>>>>>

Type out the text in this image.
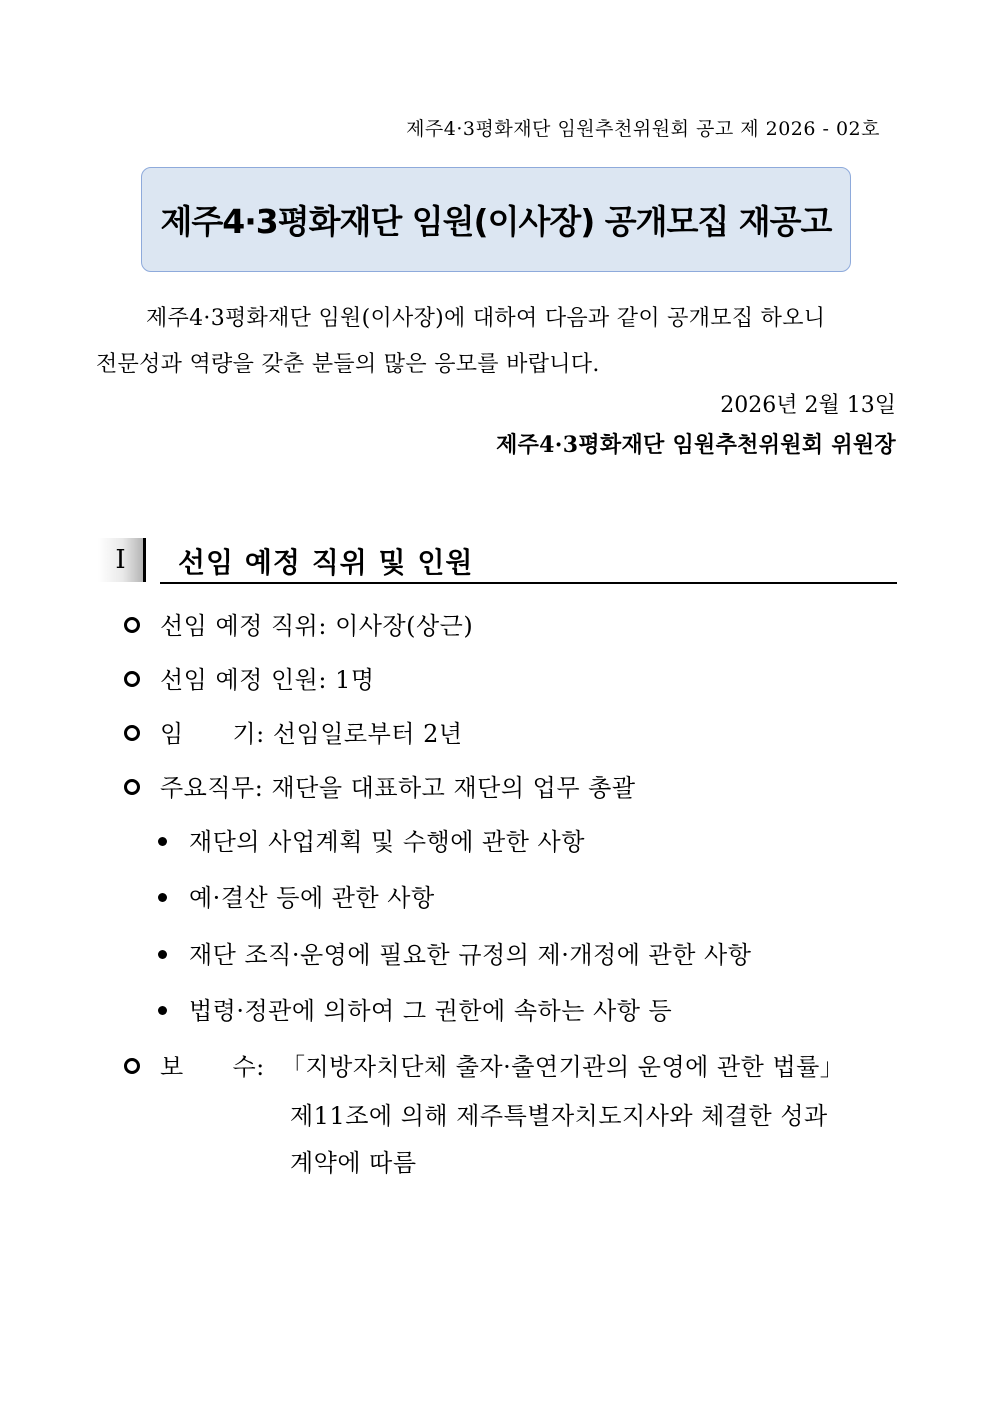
제주4·3평화재단 임원추천위원회 공고 제 2026 - 02호
제주4·3평화재단 임원(이사장) 공개모집 재공고
제주4·3평화재단 임원(이사장)에 대하여 다음과 같이 공개모집 하오니
전문성과 역량을 갖춘 분들의 많은 응모를 바랍니다.
2026년 2월 13일
제주4·3평화재단 임원추천위원회 위원장
Ⅰ	선임 예정 직위 및 인원
선임 예정 직위: 이사장(상근)
선임 예정 인원: 1명
임      기: 선임일로부터 2년
주요직무: 재단을 대표하고 재단의 업무 총괄
재단의 사업계획 및 수행에 관한 사항
예·결산 등에 관한 사항
재단 조직·운영에 필요한 규정의 제·개정에 관한 사항
법령·정관에 의하여 그 권한에 속하는 사항 등
보      수:  「지방자치단체 출자·출연기관의 운영에 관한 법률」
제11조에 의해 제주특별자치도지사와 체결한 성과
계약에 따름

<<<<<

#### SHORT TASK:
In your copy, repeat each record exactly and include no pictures.

#### ANSWER TO THE EXERCISE:
Type out the text in this image.
제주4·3평화재단 임원추천위원회 공고 제 2026 - 02호
제주4·3평화재단 임원(이사장) 공개모집 재공고
제주4·3평화재단 임원(이사장)에 대하여 다음과 같이 공개모집 하오니
전문성과 역량을 갖춘 분들의 많은 응모를 바랍니다.
2026년 2월 13일
제주4·3평화재단 임원추천위원회 위원장
Ⅰ	선임 예정 직위 및 인원
선임 예정 직위: 이사장(상근)
선임 예정 인원: 1명
임      기: 선임일로부터 2년
주요직무: 재단을 대표하고 재단의 업무 총괄
재단의 사업계획 및 수행에 관한 사항
예·결산 등에 관한 사항
재단 조직·운영에 필요한 규정의 제·개정에 관한 사항
법령·정관에 의하여 그 권한에 속하는 사항 등
보      수:  「지방자치단체 출자·출연기관의 운영에 관한 법률」
제11조에 의해 제주특별자치도지사와 체결한 성과
계약에 따름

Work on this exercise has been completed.